• **EXERCISE**: Give every line below again, exactly.

——

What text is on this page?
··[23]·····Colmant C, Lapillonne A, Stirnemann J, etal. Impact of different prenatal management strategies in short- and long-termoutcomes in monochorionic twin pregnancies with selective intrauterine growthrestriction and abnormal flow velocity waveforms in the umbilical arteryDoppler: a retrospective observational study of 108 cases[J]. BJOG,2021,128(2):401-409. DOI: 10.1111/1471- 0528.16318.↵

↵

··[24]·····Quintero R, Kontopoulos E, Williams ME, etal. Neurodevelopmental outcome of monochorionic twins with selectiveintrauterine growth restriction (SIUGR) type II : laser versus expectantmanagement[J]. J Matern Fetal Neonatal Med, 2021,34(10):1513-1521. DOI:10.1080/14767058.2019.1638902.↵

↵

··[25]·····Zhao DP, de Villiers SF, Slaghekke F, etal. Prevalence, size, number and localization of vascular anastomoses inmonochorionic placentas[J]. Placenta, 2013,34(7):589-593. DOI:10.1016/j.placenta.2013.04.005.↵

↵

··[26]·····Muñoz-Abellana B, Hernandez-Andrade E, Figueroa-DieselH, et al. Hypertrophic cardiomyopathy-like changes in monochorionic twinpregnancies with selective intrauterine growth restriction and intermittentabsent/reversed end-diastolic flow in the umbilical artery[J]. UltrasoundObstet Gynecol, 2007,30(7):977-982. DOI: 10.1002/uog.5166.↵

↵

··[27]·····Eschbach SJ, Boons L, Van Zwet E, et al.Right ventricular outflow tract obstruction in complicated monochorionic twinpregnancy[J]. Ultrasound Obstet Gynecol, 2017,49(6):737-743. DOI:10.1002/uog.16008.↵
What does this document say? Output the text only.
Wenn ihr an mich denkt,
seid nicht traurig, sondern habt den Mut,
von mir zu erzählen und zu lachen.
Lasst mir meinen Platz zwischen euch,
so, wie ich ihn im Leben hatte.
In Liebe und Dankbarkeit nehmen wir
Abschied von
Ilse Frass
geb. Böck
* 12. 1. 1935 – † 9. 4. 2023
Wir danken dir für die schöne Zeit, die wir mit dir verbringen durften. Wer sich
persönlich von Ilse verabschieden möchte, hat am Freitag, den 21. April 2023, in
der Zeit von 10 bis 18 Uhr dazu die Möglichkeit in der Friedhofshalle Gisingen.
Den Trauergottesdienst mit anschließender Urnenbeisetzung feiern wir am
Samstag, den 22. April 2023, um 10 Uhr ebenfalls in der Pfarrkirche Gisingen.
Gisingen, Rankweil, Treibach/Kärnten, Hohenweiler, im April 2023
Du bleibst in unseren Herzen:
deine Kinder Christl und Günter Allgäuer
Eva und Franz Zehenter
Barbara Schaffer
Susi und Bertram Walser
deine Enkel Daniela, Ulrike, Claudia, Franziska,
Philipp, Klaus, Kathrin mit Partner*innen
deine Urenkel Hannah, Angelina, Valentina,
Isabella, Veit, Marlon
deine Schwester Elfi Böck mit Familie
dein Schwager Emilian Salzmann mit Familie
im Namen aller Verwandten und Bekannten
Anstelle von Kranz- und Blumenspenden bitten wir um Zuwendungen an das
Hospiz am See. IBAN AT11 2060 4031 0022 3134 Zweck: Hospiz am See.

——

• **WRITTEN SOLUTION**:
What text is on this page?
··[23]·····Colmant C, Lapillonne A, Stirnemann J, etal. Impact of different prenatal management strategies in short- and long-termoutcomes in monochorionic twin pregnancies with selective intrauterine growthrestriction and abnormal flow velocity waveforms in the umbilical arteryDoppler: a retrospective observational study of 108 cases[J]. BJOG,2021,128(2):401-409. DOI: 10.1111/1471- 0528.16318.↵

↵

··[24]·····Quintero R, Kontopoulos E, Williams ME, etal. Neurodevelopmental outcome of monochorionic twins with selectiveintrauterine growth restriction (SIUGR) type II : laser versus expectantmanagement[J]. J Matern Fetal Neonatal Med, 2021,34(10):1513-1521. DOI:10.1080/14767058.2019.1638902.↵

↵

··[25]·····Zhao DP, de Villiers SF, Slaghekke F, etal. Prevalence, size, number and localization of vascular anastomoses inmonochorionic placentas[J]. Placenta, 2013,34(7):589-593. DOI:10.1016/j.placenta.2013.04.005.↵

↵

··[26]·····Muñoz-Abellana B, Hernandez-Andrade E, Figueroa-DieselH, et al. Hypertrophic cardiomyopathy-like changes in monochorionic twinpregnancies with selective intrauterine growth restriction and intermittentabsent/reversed end-diastolic flow in the umbilical artery[J]. UltrasoundObstet Gynecol, 2007,30(7):977-982. DOI: 10.1002/uog.5166.↵

↵

··[27]·····Eschbach SJ, Boons L, Van Zwet E, et al.Right ventricular outflow tract obstruction in complicated monochorionic twinpregnancy[J]. Ultrasound Obstet Gynecol, 2017,49(6):737-743. DOI:10.1002/uog.16008.↵
What does this document say? Output the text only.
Wenn ihr an mich denkt,
seid nicht traurig, sondern habt den Mut,
von mir zu erzählen und zu lachen.
Lasst mir meinen Platz zwischen euch,
so, wie ich ihn im Leben hatte.
In Liebe und Dankbarkeit nehmen wir
Abschied von
Ilse Frass
geb. Böck
* 12. 1. 1935 – † 9. 4. 2023
Wir danken dir für die schöne Zeit, die wir mit dir verbringen durften. Wer sich
persönlich von Ilse verabschieden möchte, hat am Freitag, den 21. April 2023, in
der Zeit von 10 bis 18 Uhr dazu die Möglichkeit in der Friedhofshalle Gisingen.
Den Trauergottesdienst mit anschließender Urnenbeisetzung feiern wir am
Samstag, den 22. April 2023, um 10 Uhr ebenfalls in der Pfarrkirche Gisingen.
Gisingen, Rankweil, Treibach/Kärnten, Hohenweiler, im April 2023
Du bleibst in unseren Herzen:
deine Kinder Christl und Günter Allgäuer
Eva und Franz Zehenter
Barbara Schaffer
Susi und Bertram Walser
deine Enkel Daniela, Ulrike, Claudia, Franziska,
Philipp, Klaus, Kathrin mit Partner*innen
deine Urenkel Hannah, Angelina, Valentina,
Isabella, Veit, Marlon
deine Schwester Elfi Böck mit Familie
dein Schwager Emilian Salzmann mit Familie
im Namen aller Verwandten und Bekannten
Anstelle von Kranz- und Blumenspenden bitten wir um Zuwendungen an das
Hospiz am See. IBAN AT11 2060 4031 0022 3134 Zweck: Hospiz am See.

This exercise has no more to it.